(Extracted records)
# # # #

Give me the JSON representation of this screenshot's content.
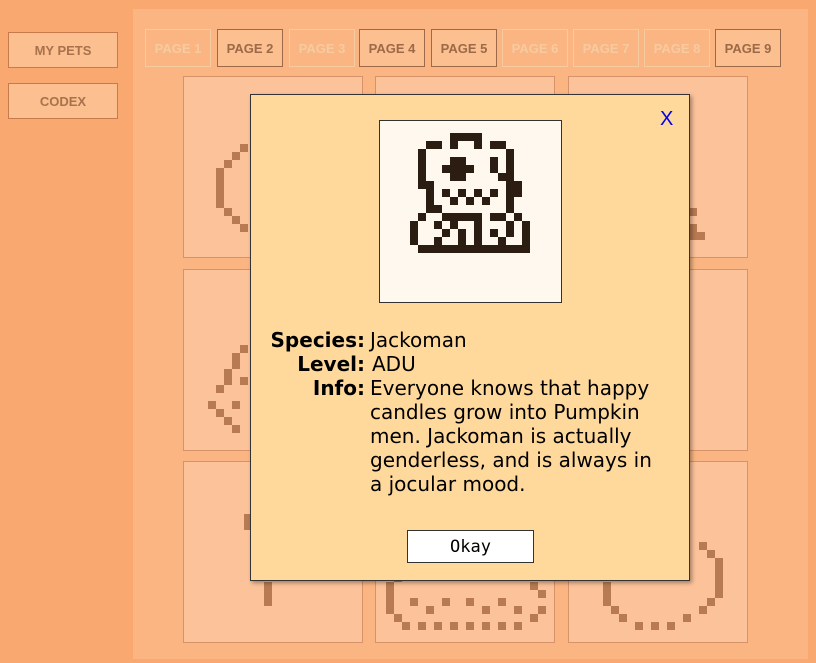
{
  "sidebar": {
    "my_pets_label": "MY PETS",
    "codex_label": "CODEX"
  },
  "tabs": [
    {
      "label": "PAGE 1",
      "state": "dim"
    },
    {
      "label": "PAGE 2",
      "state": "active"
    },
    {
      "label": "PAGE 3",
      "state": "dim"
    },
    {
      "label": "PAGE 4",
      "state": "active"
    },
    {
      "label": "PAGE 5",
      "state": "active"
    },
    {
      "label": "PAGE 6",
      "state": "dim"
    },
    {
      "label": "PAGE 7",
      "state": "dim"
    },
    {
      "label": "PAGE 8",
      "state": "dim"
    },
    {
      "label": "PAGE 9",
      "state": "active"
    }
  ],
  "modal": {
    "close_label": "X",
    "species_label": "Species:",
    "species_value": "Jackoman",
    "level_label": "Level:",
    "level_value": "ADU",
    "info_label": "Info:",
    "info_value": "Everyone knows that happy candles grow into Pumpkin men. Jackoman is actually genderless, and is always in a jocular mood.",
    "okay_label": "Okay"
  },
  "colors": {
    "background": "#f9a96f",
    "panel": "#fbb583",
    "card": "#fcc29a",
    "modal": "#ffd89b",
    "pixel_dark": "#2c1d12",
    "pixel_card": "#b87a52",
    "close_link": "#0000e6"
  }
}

# # # #

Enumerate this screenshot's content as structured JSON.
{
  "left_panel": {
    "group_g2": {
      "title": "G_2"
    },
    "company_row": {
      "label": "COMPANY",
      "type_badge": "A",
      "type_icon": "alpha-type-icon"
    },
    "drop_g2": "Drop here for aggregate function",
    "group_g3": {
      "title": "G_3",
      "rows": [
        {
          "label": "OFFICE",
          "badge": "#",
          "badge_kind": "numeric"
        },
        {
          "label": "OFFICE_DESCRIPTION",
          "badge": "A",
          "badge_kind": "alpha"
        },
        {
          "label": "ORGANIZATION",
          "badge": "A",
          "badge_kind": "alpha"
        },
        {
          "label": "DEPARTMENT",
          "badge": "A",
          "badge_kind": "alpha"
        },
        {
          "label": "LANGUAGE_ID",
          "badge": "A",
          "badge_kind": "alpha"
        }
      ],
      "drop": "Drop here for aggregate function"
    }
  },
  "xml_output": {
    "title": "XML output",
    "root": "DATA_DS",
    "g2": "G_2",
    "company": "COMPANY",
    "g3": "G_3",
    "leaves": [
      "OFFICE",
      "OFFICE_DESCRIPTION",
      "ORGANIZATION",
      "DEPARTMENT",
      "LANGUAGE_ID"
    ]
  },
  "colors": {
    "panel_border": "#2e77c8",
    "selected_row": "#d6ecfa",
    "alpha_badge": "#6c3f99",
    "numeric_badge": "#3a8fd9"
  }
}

# # # #

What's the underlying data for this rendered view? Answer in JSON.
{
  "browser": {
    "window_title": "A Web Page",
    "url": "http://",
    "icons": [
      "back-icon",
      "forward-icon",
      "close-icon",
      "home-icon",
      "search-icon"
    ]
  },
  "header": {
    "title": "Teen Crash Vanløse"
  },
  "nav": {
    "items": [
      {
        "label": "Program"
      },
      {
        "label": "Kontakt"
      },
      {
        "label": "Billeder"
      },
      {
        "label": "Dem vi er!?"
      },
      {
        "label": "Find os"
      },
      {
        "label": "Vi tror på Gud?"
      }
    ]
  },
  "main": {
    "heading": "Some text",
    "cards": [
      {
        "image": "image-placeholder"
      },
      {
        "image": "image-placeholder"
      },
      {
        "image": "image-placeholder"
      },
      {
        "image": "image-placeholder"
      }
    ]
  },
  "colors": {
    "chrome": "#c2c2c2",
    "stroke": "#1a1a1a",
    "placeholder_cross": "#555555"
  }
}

# # # #

Pull out every line above that holds the word "Drop".

**Completed exercise:**
    "drop_g2": "Drop here for aggregate function",
      "drop": "Drop here for aggregate function"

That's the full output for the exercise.